Exercise> Every line of the records below should be restated exactly.

Entries shown>

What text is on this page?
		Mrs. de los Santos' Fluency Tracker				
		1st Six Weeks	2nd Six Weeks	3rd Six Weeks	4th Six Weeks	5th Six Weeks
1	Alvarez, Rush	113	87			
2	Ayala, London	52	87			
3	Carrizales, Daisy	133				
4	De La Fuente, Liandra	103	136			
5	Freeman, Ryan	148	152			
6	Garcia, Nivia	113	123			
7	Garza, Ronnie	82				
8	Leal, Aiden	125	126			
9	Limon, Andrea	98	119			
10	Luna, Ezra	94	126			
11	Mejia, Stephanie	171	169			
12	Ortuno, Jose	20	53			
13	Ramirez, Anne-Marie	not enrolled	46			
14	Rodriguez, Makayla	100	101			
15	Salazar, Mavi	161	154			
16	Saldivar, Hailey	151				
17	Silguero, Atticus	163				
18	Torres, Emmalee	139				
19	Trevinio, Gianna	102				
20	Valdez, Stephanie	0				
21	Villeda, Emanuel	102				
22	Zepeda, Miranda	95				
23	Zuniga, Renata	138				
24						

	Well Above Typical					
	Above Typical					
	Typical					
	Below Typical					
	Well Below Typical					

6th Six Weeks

Result for this task>
What text is on this page?
		Mrs. de los Santos' Fluency Tracker				
		1st Six Weeks	2nd Six Weeks	3rd Six Weeks	4th Six Weeks	5th Six Weeks
1	Alvarez, Rush	113	87			
2	Ayala, London	52	87			
3	Carrizales, Daisy	133				
4	De La Fuente, Liandra	103	136			
5	Freeman, Ryan	148	152			
6	Garcia, Nivia	113	123			
7	Garza, Ronnie	82				
8	Leal, Aiden	125	126			
9	Limon, Andrea	98	119			
10	Luna, Ezra	94	126			
11	Mejia, Stephanie	171	169			
12	Ortuno, Jose	20	53			
13	Ramirez, Anne-Marie	not enrolled	46			
14	Rodriguez, Makayla	100	101			
15	Salazar, Mavi	161	154			
16	Saldivar, Hailey	151				
17	Silguero, Atticus	163				
18	Torres, Emmalee	139				
19	Trevinio, Gianna	102				
20	Valdez, Stephanie	0				
21	Villeda, Emanuel	102				
22	Zepeda, Miranda	95				
23	Zuniga, Renata	138				
24						

	Well Above Typical					
	Above Typical					
	Typical					
	Below Typical					
	Well Below Typical					

6th Six Weeks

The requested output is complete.